Page extract

-- start --

VS Code is not Visual Studio
Just saying.
In my experience Visual Studio starts up very fast since the 2019 version, faster than most other IDEs.
The Perforce plugin then turns it into a snail, but that's Helix for you. There's a reason Microsoft don't use Perforce anymore...
Huh. VS starts up really quickly, yes. But then it's unusable for a couple of minutes because it's loading stuff in the background. Admittedly a fair chunk of that for us is R# getting ready but not all of it is.
I would far rather VS be honest and upfront and tell me to wait while it gets ready. That would be better than the current situation where you just have to keep prodding the thing until it finally seems to be up to speed.
You could uninstall it. It just required uninstalling 50 components under Add/Remove Programs. Yes, a huge chore and way more work than it should have been. NetBeans installed in less than 5 minutes and probably only took 2 max to uninstall. I never understood why Visual Studio install/uninstall was as horrible as it was. As I think someone else mentioned, I think it's all the COM crap. It has to write out 5 million registry entries to function.
Dunno how long ago that was but it's no longer the case now. I'm on the preview programme and I update VS many times a year with no problems. I've also over the years moved from 2k8 to 2k22 on this machine and uninstalled previous versions with no apparent problems.
Wipe, and re-install the OS after testing some software?
After testing some preview software.
Because of the way that Windows works, every piece of software installed gets its claws into the registry, installs COM objects, and so on.Visual Studio is a complex beast, and comes with a lot of COM components, and makes a lot of changes to the registry.
It's perfectly possible to unravel all of this in a deinstaller, and I would hope that Visual Studio releases do this.
I'm not surprised that a preview doesn't come with a production-quality desinstaller, though. A preview is still Work-in-Progress. The best way to get rid of all the cruft - and to be confident that you really have got rid of it all - is to reinstall (or, yes, revert to a snapshot).

-- end --

Data extract
-- start --

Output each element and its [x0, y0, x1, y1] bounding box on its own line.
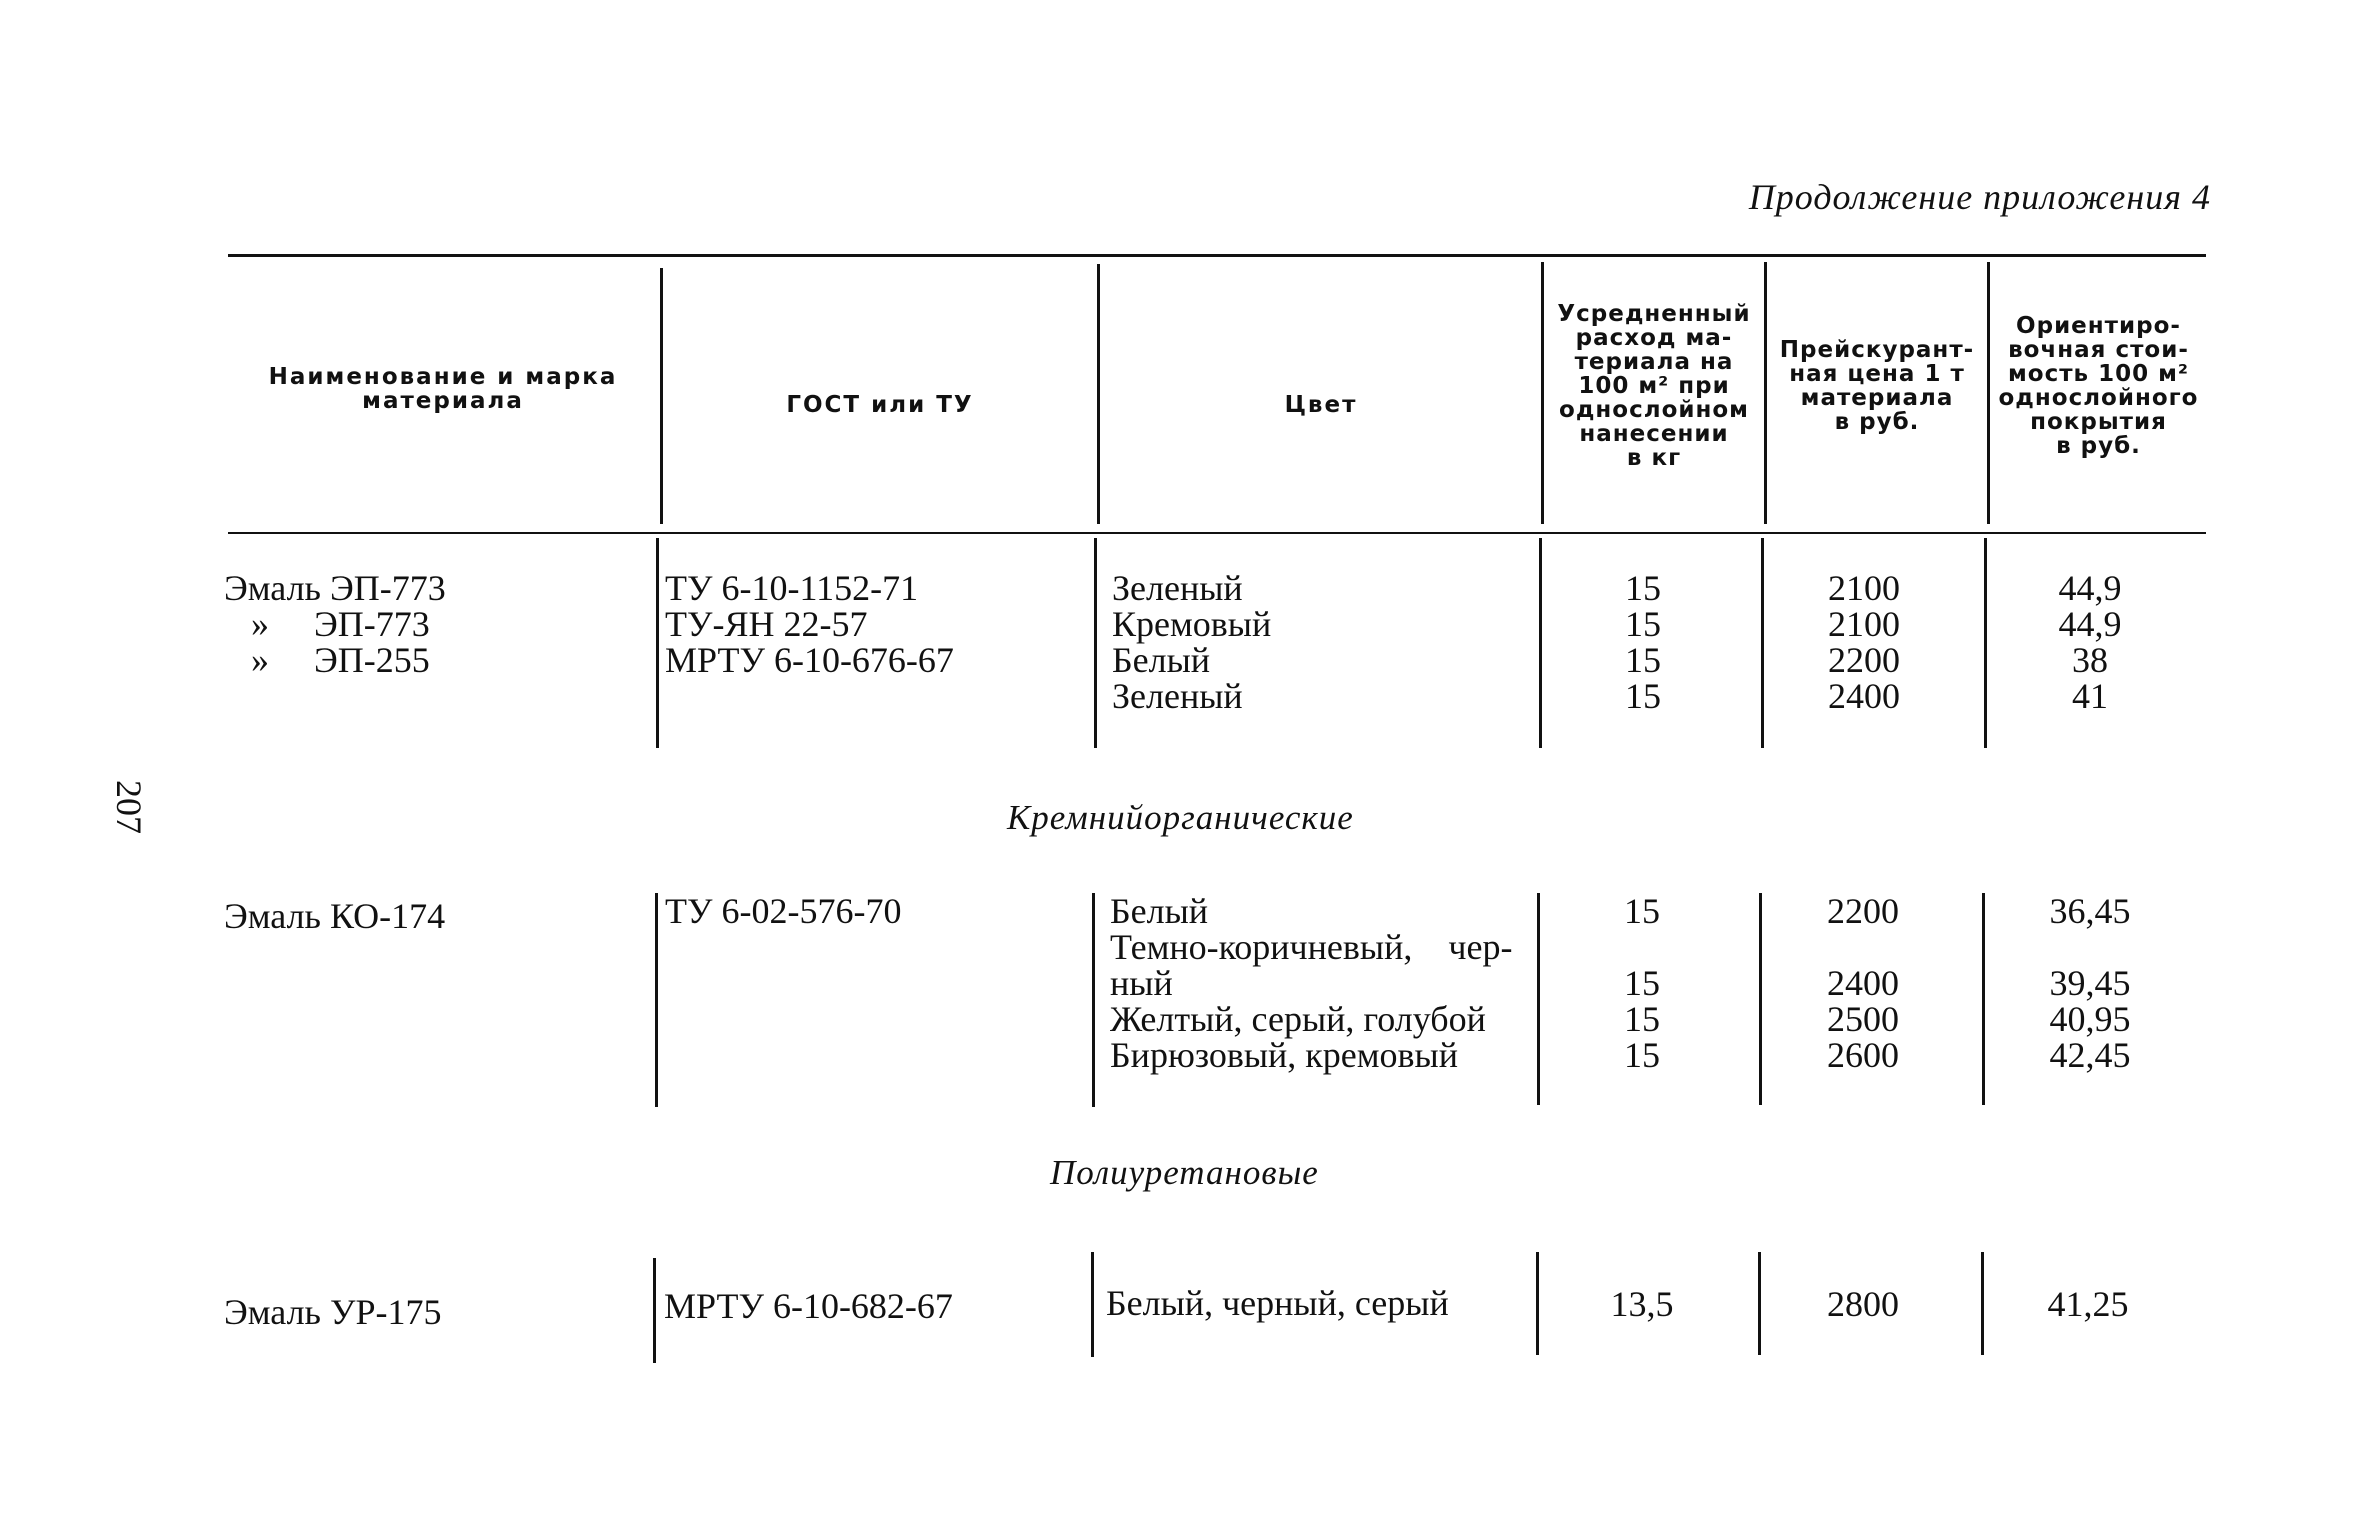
consumption-values: 15 15 15 15: [1624, 891, 1660, 1075]
consumption-values: 13,5: [1610, 1284, 1674, 1324]
header-divider: [1541, 262, 1544, 524]
material-name: Эмаль УР-175: [224, 1292, 442, 1332]
page-title: Продолжение приложения 4: [1748, 177, 2211, 217]
column-divider: [1091, 1252, 1094, 1357]
table-top-rule: [228, 254, 2206, 257]
column-divider: [1758, 1252, 1761, 1355]
color-list: Белый Темно-коричневый, чер- ный Желтый, серый, голубой Бирюзовый, кремовый: [1110, 891, 1513, 1075]
column-divider: [1984, 538, 1987, 748]
header-divider: [1097, 264, 1100, 524]
column-divider: [1981, 1252, 1984, 1355]
header-name: Наименование и марка материала: [268, 364, 618, 414]
price-values: 2800: [1827, 1284, 1899, 1324]
column-divider: [655, 893, 658, 1107]
column-divider: [653, 1258, 656, 1363]
cost-values: 44,9 44,9 38 41: [2058, 568, 2122, 716]
header-divider: [1987, 262, 1990, 524]
header-divider: [660, 268, 663, 524]
column-divider: [1761, 538, 1764, 748]
column-divider: [1092, 893, 1095, 1107]
column-divider: [1759, 893, 1762, 1105]
column-divider: [1094, 538, 1097, 748]
material-name: Эмаль КО-174: [224, 896, 446, 936]
consumption-values: 15 15 15 15: [1625, 568, 1661, 716]
price-values: 2200 2400 2500 2600: [1827, 891, 1899, 1075]
header-cost: Ориентиро- вочная стои- мость 100 м² однослойного покрытия в руб.: [1998, 313, 2199, 459]
color-list: Зеленый Кремовый Белый Зеленый: [1112, 568, 1272, 716]
gost-code: ТУ 6-02-576-70: [665, 891, 902, 931]
header-gost: ГОСТ или ТУ: [786, 392, 974, 418]
material-name: Эмаль ЭП-773 » ЭП-773 » ЭП-255: [224, 568, 446, 680]
header-price: Прейскурант- ная цена 1 т материала в руб.: [1779, 337, 1975, 435]
column-divider: [1982, 893, 1985, 1105]
page-number: 207: [109, 780, 149, 834]
column-divider: [1536, 1252, 1539, 1355]
column-divider: [1537, 893, 1540, 1105]
color-list: Белый, черный, серый: [1106, 1283, 1449, 1323]
column-divider: [1539, 538, 1542, 748]
cost-values: 36,45 39,45 40,95 42,45: [2049, 891, 2131, 1075]
header-color: Цвет: [1284, 392, 1358, 418]
gost-code: МРТУ 6-10-682-67: [664, 1286, 953, 1326]
section-heading: Полиуретановые: [1050, 1153, 1319, 1192]
column-divider: [656, 538, 659, 748]
cost-values: 41,25: [2047, 1284, 2129, 1324]
gost-code: ТУ 6-10-1152-71 ТУ-ЯН 22-57 МРТУ 6-10-676-67: [665, 568, 954, 680]
section-heading: Кремнийорганические: [1007, 798, 1354, 837]
header-consumption: Усредненный расход ма- териала на 100 м² при однослойном нанесении в кг: [1557, 301, 1751, 471]
price-values: 2100 2100 2200 2400: [1828, 568, 1900, 716]
header-bottom-rule: [228, 532, 2206, 534]
header-divider: [1764, 262, 1767, 524]
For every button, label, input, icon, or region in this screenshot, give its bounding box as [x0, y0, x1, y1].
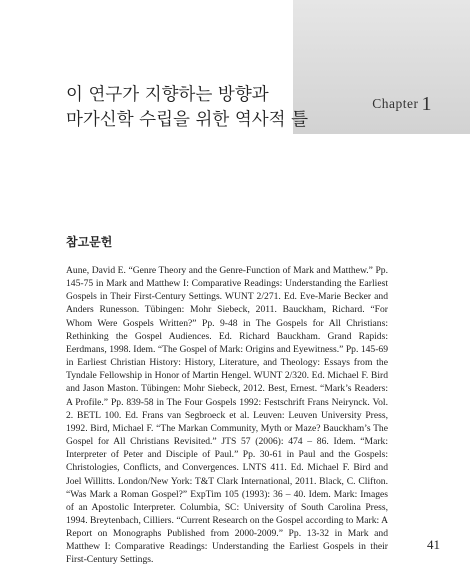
- chapter-word: Chapter: [372, 96, 419, 111]
- chapter-title-line-1: 이 연구가 지향하는 방향과: [66, 85, 269, 105]
- chapter-number: 1: [421, 93, 432, 115]
- chapter-title: [66, 83, 308, 133]
- bibliography-paragraph: Aune, David E. “Genre Theory and the Genre-Function of Mark and Matthew.” Pp. 145-75 in Mark and Matthew I: Comparative Readings: Understanding the Earliest Gospels in Their First-Century Settings. WUNT 2/271. Ed. Eve-Marie Becker and Anders Runesson. Tübingen: Mohr Siebeck, 2011. Bauckham, Richard. “For Whom Were Gospels Written?” Pp. 9-48 in The Gospels for All Christians: Rethinking the Gospel Audiences. Ed. Richard Bauckham. Grand Rapids: Eerdmans, 1998. Idem. “The Gospel of Mark: Origins and Eyewitness.” Pp. 145-69 in Earliest Christian History: History, Literature, and Theology: Essays from the Tyndale Fellowship in Honor of Martin Hengel. WUNT 2/320. Ed. Michael F. Bird and Jason Maston. Tübingen: Mohr Siebeck, 2012. Best, Ernest. “Mark’s Readers: A Profile.” Pp. 839-58 in The Four Gospels 1992: Festschrift Frans Neirynck. Vol. 2. BETL 100. Ed. Frans van Segbroeck et al. Leuven: Leuven University Press, 1992. Bird, Michael F. “The Markan Community, Myth or Maze? Bauckham’s The Gospel for All Christians Revisited.” JTS 57 (2006): 474 – 86. Idem. “Mark: Interpreter of Peter and Disciple of Paul.” Pp. 30-61 in Paul and the Gospels: Christologies, Conflicts, and Convergences. LNTS 411. Ed. Michael F. Bird and Joel Willitts. London/New York: T&T Clark International, 2011. Black, C. Clifton. “Was Mark a Roman Gospel?” ExpTim 105 (1993): 36 – 40. Idem. Mark: Images of an Apostolic Interpreter. Columbia, SC: University of South Carolina Press, 1994. Breytenbach, Cilliers. “Current Research on the Gospel according to Mark: A Report on Monographs Published from 2000-2009.” Pp. 13-32 in Mark and Matthew I: Comparative Readings: Understanding the Earliest Gospels in their First-Century Settings.: [66, 265, 388, 566]
- section-heading: 참고문헌: [66, 235, 113, 249]
- page-number: 41: [427, 537, 440, 552]
- chapter-label: [372, 93, 432, 116]
- chapter-title-line-2: 마가신학 수립을 위한 역사적 틀: [66, 110, 309, 130]
- chapter-tab: [293, 0, 470, 134]
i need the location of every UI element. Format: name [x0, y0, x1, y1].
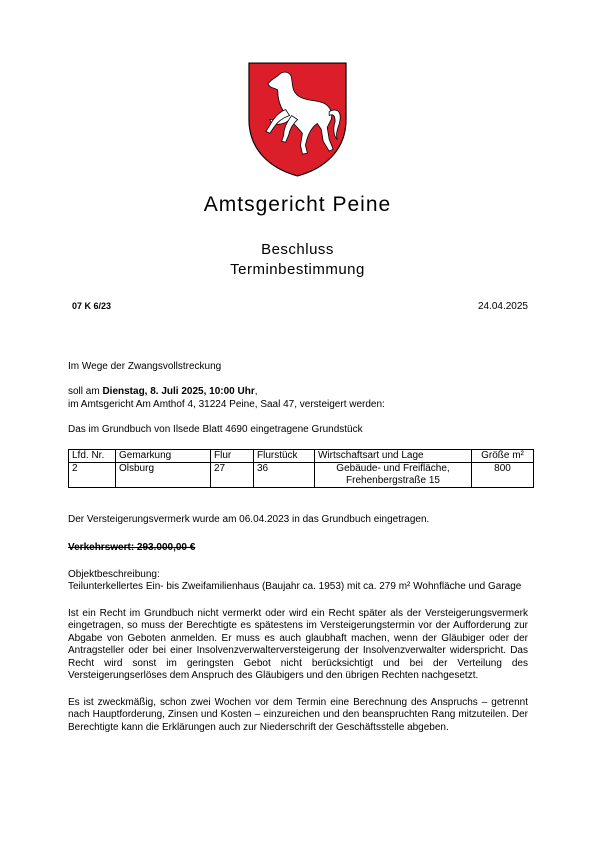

-- end --

Set of tasks
[1] From the records, extract every line starting at the one that contains "consumption-values: 15 15 15 15: [1624, 891, 1660, 1075]" and ending at the one that contains "cost-values: 41,25: [2047, 1284, 2129, 1324]", both included, and reproduce each line without alteration.
[2] Continue the discussion about Visual Studio from the point at which it stops.

Expected responses
[1]
consumption-values: 15 15 15 15: [1624, 891, 1660, 1075]
consumption-values: 13,5: [1610, 1284, 1674, 1324]
header-divider: [1541, 262, 1544, 524]
material-name: Эмаль УР-175: [224, 1292, 442, 1332]
page-title: Продолжение приложения 4: [1748, 177, 2211, 217]
column-divider: [1091, 1252, 1094, 1357]
table-top-rule: [228, 254, 2206, 257]
column-divider: [1758, 1252, 1761, 1355]
color-list: Белый Темно-коричневый, чер- ный Желтый, серый, голубой Бирюзовый, кремовый: [1110, 891, 1513, 1075]
column-divider: [1984, 538, 1987, 748]
header-divider: [1097, 264, 1100, 524]
column-divider: [1981, 1252, 1984, 1355]
header-name: Наименование и марка материала: [268, 364, 618, 414]
price-values: 2800: [1827, 1284, 1899, 1324]
column-divider: [655, 893, 658, 1107]
column-divider: [653, 1258, 656, 1363]
cost-values: 44,9 44,9 38 41: [2058, 568, 2122, 716]
header-divider: [1987, 262, 1990, 524]
header-divider: [660, 268, 663, 524]
column-divider: [1761, 538, 1764, 748]
column-divider: [1092, 893, 1095, 1107]
column-divider: [1759, 893, 1762, 1105]
column-divider: [1094, 538, 1097, 748]
material-name: Эмаль КО-174: [224, 896, 446, 936]
consumption-values: 15 15 15 15: [1625, 568, 1661, 716]
price-values: 2200 2400 2500 2600: [1827, 891, 1899, 1075]
header-cost: Ориентиро- вочная стои- мость 100 м² однослойного покрытия в руб.: [1998, 313, 2199, 459]
color-list: Зеленый Кремовый Белый Зеленый: [1112, 568, 1272, 716]
gost-code: ТУ 6-02-576-70: [665, 891, 902, 931]
header-gost: ГОСТ или ТУ: [786, 392, 974, 418]
material-name: Эмаль ЭП-773 » ЭП-773 » ЭП-255: [224, 568, 446, 680]
header-price: Прейскурант- ная цена 1 т материала в руб.: [1779, 337, 1975, 435]
column-divider: [1982, 893, 1985, 1105]
page-number: 207: [109, 780, 149, 834]
column-divider: [1536, 1252, 1539, 1355]
column-divider: [1537, 893, 1540, 1105]
color-list: Белый, черный, серый: [1106, 1283, 1449, 1323]
column-divider: [1539, 538, 1542, 748]
cost-values: 36,45 39,45 40,95 42,45: [2049, 891, 2131, 1075]
header-color: Цвет: [1284, 392, 1358, 418]
gost-code: МРТУ 6-10-682-67: [664, 1286, 953, 1326]
section-heading: Полиуретановые: [1050, 1153, 1319, 1192]
column-divider: [656, 538, 659, 748]
cost-values: 41,25: [2047, 1284, 2129, 1324]

[2]
Really bugs me how Microsoft cannot seem to figure out the confusing they often cause naming things so badly.
ASP and then ASP.NET didn't help, but then ASP.NET Core, and then deciding to have the new 5+ version called simply .NET and now calling the old stuff .NET Framework just adds to the confusion.
They've managed to do a similar thing with Blazor, so we have Blazor web assembly and Blazor server, being client or server side.
Then Visual Studio and Visual Studio Code, which are really entirely different things that do broadly the same thing.
At the very least it makes Bing-ing for things confusing, because you invariably end up finding information about something entirely different to what you're actually after.
Microsoft is big enough that it really shouldn't need to leverage established names for new products, Visual Studio Code would surely have stood on its own without name-checking its older brother.
True, they have made a total mess of the naming and versioning. Trying to search for documentation on specific .Net or C# features is a bad experience as the Microsoft docs try to direct you to the latest version with features that are not present in the framework you have to work with. VS started suggesting code changes which are not compatible with the version of framework we run with, so that made VS code helpers a bit less helpful.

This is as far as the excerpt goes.